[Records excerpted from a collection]
----------

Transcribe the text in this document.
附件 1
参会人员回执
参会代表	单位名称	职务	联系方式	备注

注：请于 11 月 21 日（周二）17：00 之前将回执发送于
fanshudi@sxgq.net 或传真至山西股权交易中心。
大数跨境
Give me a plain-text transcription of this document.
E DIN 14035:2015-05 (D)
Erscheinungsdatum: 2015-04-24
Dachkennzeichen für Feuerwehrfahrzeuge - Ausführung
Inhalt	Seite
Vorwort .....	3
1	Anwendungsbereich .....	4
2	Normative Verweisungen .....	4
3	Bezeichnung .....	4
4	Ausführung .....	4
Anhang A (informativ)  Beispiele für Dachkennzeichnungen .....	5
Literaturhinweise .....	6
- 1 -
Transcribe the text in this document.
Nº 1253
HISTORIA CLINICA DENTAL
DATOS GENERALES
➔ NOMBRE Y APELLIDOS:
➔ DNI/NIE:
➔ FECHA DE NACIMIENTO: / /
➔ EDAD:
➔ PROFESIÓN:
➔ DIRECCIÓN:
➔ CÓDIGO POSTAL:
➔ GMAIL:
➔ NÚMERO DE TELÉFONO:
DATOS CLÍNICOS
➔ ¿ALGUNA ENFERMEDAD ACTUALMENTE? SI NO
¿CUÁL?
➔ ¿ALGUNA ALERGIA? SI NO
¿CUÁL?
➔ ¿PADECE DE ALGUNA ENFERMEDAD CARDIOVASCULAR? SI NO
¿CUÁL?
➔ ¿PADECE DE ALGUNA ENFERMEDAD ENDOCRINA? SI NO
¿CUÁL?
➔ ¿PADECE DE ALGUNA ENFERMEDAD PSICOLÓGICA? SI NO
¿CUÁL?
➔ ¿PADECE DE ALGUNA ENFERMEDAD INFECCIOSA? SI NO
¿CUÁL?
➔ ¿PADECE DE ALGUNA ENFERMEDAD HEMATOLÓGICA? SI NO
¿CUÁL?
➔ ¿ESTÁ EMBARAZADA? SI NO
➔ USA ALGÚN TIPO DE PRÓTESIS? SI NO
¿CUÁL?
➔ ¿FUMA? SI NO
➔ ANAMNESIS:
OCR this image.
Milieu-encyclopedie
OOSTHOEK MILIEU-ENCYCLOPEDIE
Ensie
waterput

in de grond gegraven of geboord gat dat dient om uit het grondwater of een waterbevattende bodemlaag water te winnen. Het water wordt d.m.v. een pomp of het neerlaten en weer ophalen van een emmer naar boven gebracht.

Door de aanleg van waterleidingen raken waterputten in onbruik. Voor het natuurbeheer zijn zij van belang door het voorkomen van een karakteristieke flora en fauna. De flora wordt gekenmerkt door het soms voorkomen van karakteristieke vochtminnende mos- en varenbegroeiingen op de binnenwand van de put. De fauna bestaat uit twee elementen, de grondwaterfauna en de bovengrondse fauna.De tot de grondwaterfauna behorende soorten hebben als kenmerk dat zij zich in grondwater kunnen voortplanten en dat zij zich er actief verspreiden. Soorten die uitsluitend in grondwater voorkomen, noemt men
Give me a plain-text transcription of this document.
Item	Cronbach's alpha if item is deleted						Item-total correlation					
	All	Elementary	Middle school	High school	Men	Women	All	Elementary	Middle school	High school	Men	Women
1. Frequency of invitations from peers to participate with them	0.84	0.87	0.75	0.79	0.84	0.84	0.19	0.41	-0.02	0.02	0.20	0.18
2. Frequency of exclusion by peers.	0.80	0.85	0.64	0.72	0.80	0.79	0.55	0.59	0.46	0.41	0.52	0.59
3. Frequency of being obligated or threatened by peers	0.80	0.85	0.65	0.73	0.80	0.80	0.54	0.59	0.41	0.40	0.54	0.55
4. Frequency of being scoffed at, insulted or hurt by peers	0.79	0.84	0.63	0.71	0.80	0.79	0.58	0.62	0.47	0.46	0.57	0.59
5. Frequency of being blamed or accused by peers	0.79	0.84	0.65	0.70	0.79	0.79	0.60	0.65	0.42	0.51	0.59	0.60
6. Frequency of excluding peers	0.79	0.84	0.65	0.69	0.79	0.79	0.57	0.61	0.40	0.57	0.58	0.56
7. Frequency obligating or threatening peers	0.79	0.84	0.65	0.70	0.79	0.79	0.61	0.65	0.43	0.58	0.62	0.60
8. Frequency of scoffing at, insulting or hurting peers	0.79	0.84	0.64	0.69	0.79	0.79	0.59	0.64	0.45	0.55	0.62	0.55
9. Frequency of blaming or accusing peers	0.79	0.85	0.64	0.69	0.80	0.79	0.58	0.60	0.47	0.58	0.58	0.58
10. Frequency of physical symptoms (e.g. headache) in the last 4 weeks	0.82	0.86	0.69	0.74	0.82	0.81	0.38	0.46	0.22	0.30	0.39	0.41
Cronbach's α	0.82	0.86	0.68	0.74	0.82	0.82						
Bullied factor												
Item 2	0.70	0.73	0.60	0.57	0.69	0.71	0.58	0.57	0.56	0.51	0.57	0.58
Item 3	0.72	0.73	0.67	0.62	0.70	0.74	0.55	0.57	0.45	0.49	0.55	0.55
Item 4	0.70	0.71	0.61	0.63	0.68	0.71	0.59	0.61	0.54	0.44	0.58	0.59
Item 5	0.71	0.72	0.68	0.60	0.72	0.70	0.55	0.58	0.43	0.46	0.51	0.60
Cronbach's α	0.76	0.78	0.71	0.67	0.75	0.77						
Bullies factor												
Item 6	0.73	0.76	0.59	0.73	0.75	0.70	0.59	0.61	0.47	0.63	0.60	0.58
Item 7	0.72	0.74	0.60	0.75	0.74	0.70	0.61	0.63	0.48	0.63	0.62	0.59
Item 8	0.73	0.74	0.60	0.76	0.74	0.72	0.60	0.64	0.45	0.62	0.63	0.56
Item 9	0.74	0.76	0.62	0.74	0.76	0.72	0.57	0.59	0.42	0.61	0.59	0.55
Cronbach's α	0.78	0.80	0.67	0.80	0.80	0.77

----------

**SHORT EXERCISE**
Output the complete data exactly as written.

**CORRECT ANSWER**
Transcribe the text in this document.
附件 1
参会人员回执
参会代表	单位名称	职务	联系方式	备注

注：请于 11 月 21 日（周二）17：00 之前将回执发送于
fanshudi@sxgq.net 或传真至山西股权交易中心。
大数跨境
Give me a plain-text transcription of this document.
E DIN 14035:2015-05 (D)
Erscheinungsdatum: 2015-04-24
Dachkennzeichen für Feuerwehrfahrzeuge - Ausführung
Inhalt	Seite
Vorwort .....	3
1	Anwendungsbereich .....	4
2	Normative Verweisungen .....	4
3	Bezeichnung .....	4
4	Ausführung .....	4
Anhang A (informativ)  Beispiele für Dachkennzeichnungen .....	5
Literaturhinweise .....	6
- 1 -
Transcribe the text in this document.
Nº 1253
HISTORIA CLINICA DENTAL
DATOS GENERALES
➔ NOMBRE Y APELLIDOS:
➔ DNI/NIE:
➔ FECHA DE NACIMIENTO: / /
➔ EDAD:
➔ PROFESIÓN:
➔ DIRECCIÓN:
➔ CÓDIGO POSTAL:
➔ GMAIL:
➔ NÚMERO DE TELÉFONO:
DATOS CLÍNICOS
➔ ¿ALGUNA ENFERMEDAD ACTUALMENTE? SI NO
¿CUÁL?
➔ ¿ALGUNA ALERGIA? SI NO
¿CUÁL?
➔ ¿PADECE DE ALGUNA ENFERMEDAD CARDIOVASCULAR? SI NO
¿CUÁL?
➔ ¿PADECE DE ALGUNA ENFERMEDAD ENDOCRINA? SI NO
¿CUÁL?
➔ ¿PADECE DE ALGUNA ENFERMEDAD PSICOLÓGICA? SI NO
¿CUÁL?
➔ ¿PADECE DE ALGUNA ENFERMEDAD INFECCIOSA? SI NO
¿CUÁL?
➔ ¿PADECE DE ALGUNA ENFERMEDAD HEMATOLÓGICA? SI NO
¿CUÁL?
➔ ¿ESTÁ EMBARAZADA? SI NO
➔ USA ALGÚN TIPO DE PRÓTESIS? SI NO
¿CUÁL?
➔ ¿FUMA? SI NO
➔ ANAMNESIS:
OCR this image.
Milieu-encyclopedie
OOSTHOEK MILIEU-ENCYCLOPEDIE
Ensie
waterput

in de grond gegraven of geboord gat dat dient om uit het grondwater of een waterbevattende bodemlaag water te winnen. Het water wordt d.m.v. een pomp of het neerlaten en weer ophalen van een emmer naar boven gebracht.

Door de aanleg van waterleidingen raken waterputten in onbruik. Voor het natuurbeheer zijn zij van belang door het voorkomen van een karakteristieke flora en fauna. De flora wordt gekenmerkt door het soms voorkomen van karakteristieke vochtminnende mos- en varenbegroeiingen op de binnenwand van de put. De fauna bestaat uit twee elementen, de grondwaterfauna en de bovengrondse fauna.De tot de grondwaterfauna behorende soorten hebben als kenmerk dat zij zich in grondwater kunnen voortplanten en dat zij zich er actief verspreiden. Soorten die uitsluitend in grondwater voorkomen, noemt men
Give me a plain-text transcription of this document.
Item	Cronbach's alpha if item is deleted						Item-total correlation					
	All	Elementary	Middle school	High school	Men	Women	All	Elementary	Middle school	High school	Men	Women
1. Frequency of invitations from peers to participate with them	0.84	0.87	0.75	0.79	0.84	0.84	0.19	0.41	-0.02	0.02	0.20	0.18
2. Frequency of exclusion by peers.	0.80	0.85	0.64	0.72	0.80	0.79	0.55	0.59	0.46	0.41	0.52	0.59
3. Frequency of being obligated or threatened by peers	0.80	0.85	0.65	0.73	0.80	0.80	0.54	0.59	0.41	0.40	0.54	0.55
4. Frequency of being scoffed at, insulted or hurt by peers	0.79	0.84	0.63	0.71	0.80	0.79	0.58	0.62	0.47	0.46	0.57	0.59
5. Frequency of being blamed or accused by peers	0.79	0.84	0.65	0.70	0.79	0.79	0.60	0.65	0.42	0.51	0.59	0.60
6. Frequency of excluding peers	0.79	0.84	0.65	0.69	0.79	0.79	0.57	0.61	0.40	0.57	0.58	0.56
7. Frequency obligating or threatening peers	0.79	0.84	0.65	0.70	0.79	0.79	0.61	0.65	0.43	0.58	0.62	0.60
8. Frequency of scoffing at, insulting or hurting peers	0.79	0.84	0.64	0.69	0.79	0.79	0.59	0.64	0.45	0.55	0.62	0.55
9. Frequency of blaming or accusing peers	0.79	0.85	0.64	0.69	0.80	0.79	0.58	0.60	0.47	0.58	0.58	0.58
10. Frequency of physical symptoms (e.g. headache) in the last 4 weeks	0.82	0.86	0.69	0.74	0.82	0.81	0.38	0.46	0.22	0.30	0.39	0.41
Cronbach's α	0.82	0.86	0.68	0.74	0.82	0.82						
Bullied factor												
Item 2	0.70	0.73	0.60	0.57	0.69	0.71	0.58	0.57	0.56	0.51	0.57	0.58
Item 3	0.72	0.73	0.67	0.62	0.70	0.74	0.55	0.57	0.45	0.49	0.55	0.55
Item 4	0.70	0.71	0.61	0.63	0.68	0.71	0.59	0.61	0.54	0.44	0.58	0.59
Item 5	0.71	0.72	0.68	0.60	0.72	0.70	0.55	0.58	0.43	0.46	0.51	0.60
Cronbach's α	0.76	0.78	0.71	0.67	0.75	0.77						
Bullies factor												
Item 6	0.73	0.76	0.59	0.73	0.75	0.70	0.59	0.61	0.47	0.63	0.60	0.58
Item 7	0.72	0.74	0.60	0.75	0.74	0.70	0.61	0.63	0.48	0.63	0.62	0.59
Item 8	0.73	0.74	0.60	0.76	0.74	0.72	0.60	0.64	0.45	0.62	0.63	0.56
Item 9	0.74	0.76	0.62	0.74	0.76	0.72	0.57	0.59	0.42	0.61	0.59	0.55
Cronbach's α	0.78	0.80	0.67	0.80	0.80	0.77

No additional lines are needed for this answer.